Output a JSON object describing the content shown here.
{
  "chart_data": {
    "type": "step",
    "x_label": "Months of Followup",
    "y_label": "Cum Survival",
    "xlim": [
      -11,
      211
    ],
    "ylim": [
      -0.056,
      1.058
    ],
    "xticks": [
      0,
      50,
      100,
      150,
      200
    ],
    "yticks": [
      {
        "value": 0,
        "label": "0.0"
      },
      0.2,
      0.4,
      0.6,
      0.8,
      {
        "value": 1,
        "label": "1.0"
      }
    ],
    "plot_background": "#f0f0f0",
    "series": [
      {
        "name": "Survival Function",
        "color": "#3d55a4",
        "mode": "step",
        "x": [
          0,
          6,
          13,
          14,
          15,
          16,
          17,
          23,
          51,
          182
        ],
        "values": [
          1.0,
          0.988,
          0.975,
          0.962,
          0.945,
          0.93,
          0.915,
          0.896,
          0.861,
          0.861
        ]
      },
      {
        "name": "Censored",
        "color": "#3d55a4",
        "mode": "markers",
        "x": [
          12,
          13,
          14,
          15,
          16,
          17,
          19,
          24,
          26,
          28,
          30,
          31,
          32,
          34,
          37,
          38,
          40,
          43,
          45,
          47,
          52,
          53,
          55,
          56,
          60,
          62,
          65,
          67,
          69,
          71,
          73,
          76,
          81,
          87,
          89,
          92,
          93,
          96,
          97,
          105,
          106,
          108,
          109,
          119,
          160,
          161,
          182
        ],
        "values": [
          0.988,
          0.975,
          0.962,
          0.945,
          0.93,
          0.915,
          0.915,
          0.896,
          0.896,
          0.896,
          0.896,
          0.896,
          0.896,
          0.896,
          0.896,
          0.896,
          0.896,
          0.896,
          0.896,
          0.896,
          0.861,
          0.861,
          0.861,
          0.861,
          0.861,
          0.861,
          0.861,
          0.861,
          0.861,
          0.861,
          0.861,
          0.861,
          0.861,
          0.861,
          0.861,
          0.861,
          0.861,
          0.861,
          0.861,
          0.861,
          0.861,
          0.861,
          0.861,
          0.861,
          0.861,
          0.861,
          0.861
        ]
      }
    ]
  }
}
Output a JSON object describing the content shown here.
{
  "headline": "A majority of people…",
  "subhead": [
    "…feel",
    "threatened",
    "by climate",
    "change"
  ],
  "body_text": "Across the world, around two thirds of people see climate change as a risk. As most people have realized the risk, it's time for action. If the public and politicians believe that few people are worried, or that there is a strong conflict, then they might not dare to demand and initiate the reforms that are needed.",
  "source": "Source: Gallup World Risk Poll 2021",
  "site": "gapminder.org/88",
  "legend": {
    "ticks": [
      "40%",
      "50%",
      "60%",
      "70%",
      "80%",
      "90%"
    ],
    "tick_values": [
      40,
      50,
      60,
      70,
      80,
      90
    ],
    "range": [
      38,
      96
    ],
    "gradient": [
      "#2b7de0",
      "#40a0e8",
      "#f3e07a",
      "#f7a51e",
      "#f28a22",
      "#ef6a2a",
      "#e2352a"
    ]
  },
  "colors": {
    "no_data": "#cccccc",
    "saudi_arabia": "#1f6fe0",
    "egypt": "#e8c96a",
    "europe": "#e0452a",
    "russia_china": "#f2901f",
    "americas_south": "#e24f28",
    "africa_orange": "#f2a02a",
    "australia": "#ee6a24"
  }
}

........

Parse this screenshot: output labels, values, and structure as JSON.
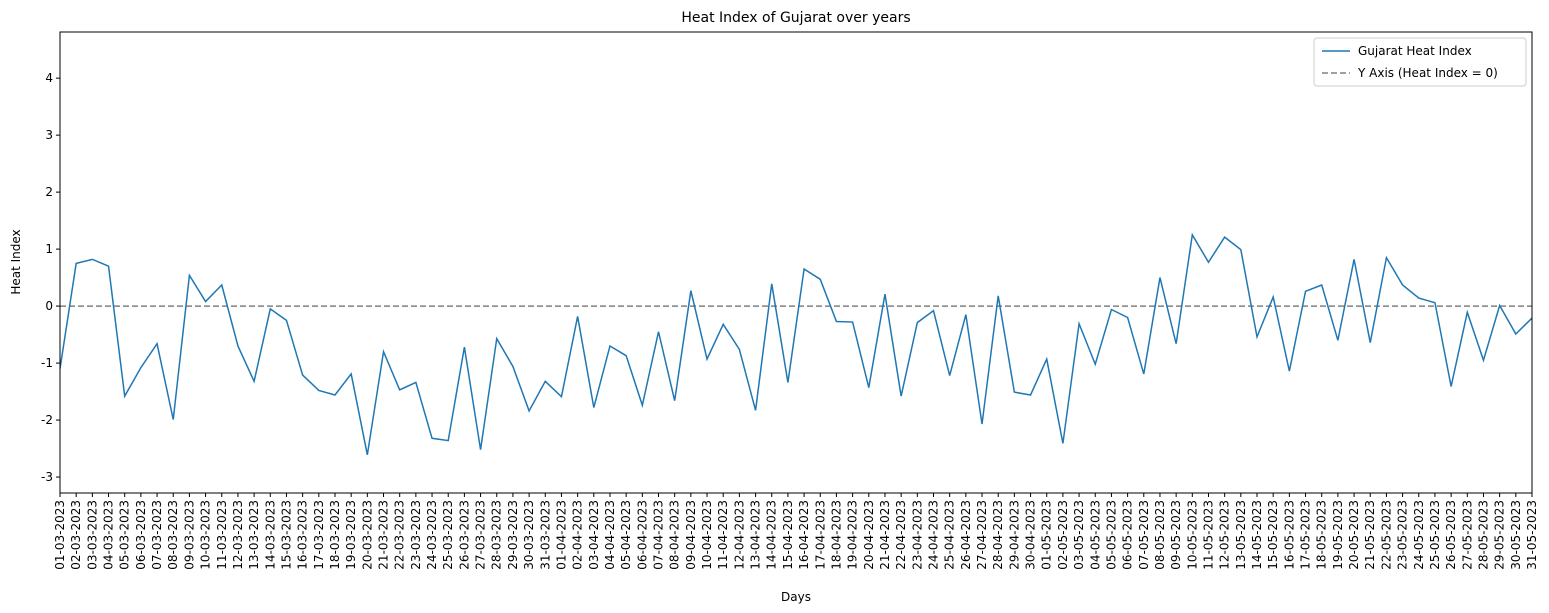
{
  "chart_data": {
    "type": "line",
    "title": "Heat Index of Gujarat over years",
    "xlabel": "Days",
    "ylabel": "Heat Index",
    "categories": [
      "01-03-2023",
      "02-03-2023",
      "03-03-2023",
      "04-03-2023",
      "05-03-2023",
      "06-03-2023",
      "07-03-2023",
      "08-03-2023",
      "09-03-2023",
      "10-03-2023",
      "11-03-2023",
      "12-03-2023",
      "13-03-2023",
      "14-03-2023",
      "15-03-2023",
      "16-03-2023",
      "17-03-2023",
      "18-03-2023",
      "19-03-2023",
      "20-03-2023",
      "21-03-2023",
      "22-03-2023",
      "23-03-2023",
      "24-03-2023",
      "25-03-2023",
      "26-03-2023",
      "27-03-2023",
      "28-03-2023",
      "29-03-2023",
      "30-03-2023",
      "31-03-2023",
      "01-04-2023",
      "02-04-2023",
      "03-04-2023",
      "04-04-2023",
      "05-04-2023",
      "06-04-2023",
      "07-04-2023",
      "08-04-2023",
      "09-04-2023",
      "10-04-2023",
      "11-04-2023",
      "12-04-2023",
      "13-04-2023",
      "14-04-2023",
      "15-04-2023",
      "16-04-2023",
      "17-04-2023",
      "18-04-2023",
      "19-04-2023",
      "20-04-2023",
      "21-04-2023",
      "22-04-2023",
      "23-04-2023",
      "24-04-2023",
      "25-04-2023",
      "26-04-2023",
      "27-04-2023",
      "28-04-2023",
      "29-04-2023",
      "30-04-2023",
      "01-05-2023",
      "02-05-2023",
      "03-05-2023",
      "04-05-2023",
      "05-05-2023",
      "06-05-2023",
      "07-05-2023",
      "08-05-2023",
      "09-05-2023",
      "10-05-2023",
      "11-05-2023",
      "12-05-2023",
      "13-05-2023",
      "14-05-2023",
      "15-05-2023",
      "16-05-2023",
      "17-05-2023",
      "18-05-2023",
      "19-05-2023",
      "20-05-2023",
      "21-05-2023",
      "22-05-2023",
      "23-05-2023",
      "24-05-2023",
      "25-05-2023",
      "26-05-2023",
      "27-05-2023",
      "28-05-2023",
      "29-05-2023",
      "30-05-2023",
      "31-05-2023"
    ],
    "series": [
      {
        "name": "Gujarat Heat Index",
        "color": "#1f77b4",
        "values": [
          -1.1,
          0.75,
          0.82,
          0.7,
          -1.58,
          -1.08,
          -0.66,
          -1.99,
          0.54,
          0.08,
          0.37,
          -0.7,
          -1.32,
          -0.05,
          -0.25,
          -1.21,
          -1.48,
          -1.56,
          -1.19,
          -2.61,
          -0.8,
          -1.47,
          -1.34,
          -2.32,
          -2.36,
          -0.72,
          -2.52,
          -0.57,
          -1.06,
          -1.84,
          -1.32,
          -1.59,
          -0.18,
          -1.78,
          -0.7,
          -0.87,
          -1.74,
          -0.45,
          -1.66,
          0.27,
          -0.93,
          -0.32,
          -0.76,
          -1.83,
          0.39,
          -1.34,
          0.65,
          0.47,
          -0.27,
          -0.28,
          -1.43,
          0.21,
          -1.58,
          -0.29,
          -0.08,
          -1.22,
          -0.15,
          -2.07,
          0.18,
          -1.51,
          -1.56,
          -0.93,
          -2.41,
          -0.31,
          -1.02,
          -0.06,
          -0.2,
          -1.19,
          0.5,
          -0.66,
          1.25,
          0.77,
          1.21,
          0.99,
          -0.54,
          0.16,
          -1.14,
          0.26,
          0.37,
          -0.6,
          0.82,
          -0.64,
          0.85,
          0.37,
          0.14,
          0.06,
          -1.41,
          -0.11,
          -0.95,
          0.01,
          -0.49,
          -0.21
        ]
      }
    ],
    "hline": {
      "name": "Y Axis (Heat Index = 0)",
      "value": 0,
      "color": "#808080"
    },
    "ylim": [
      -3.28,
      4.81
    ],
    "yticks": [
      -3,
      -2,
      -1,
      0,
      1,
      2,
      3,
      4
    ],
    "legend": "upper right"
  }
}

........

### [AIM]
Select the lines in this material that hold the word "people", leaving none out.

### [EXERCISE RESULT]
  "headline": "A majority of people…",
  "body_text": "Across the world, around two thirds of people see climate change as a risk. As most people have realized the risk, it's time for action. If the public and politicians believe that few people are worried, or that there is a strong conflict, then they might not dare to demand and initiate the reforms that are needed.",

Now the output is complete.